> **Exercise requirements**:
Only the number is wanted: how many lines contain the word "content"?

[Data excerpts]
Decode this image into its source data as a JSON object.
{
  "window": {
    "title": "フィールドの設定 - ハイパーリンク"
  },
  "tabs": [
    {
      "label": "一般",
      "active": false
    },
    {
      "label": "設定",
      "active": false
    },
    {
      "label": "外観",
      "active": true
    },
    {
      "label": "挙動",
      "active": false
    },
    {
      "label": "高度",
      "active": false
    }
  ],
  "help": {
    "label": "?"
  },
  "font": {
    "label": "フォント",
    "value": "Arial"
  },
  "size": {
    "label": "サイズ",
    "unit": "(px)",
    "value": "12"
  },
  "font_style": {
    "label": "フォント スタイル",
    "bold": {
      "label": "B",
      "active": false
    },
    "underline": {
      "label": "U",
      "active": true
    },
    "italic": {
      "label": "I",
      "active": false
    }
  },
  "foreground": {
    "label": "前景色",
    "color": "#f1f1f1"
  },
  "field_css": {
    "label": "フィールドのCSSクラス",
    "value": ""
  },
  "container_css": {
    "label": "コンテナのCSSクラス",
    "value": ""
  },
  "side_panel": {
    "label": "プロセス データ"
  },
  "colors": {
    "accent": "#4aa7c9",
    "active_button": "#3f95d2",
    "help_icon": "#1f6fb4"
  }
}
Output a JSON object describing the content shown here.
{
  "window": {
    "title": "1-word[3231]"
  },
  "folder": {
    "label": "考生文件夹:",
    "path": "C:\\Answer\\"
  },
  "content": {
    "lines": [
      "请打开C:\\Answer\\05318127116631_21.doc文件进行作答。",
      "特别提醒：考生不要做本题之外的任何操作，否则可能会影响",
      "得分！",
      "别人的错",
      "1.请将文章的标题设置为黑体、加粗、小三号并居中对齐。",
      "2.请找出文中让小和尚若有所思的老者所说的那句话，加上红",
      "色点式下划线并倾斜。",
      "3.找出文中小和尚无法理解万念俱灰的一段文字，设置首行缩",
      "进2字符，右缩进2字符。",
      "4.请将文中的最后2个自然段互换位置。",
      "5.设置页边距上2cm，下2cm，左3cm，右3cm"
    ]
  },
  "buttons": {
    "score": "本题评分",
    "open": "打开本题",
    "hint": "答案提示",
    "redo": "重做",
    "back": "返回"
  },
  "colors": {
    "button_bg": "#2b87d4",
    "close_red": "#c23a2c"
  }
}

> **Reply to the task**:
2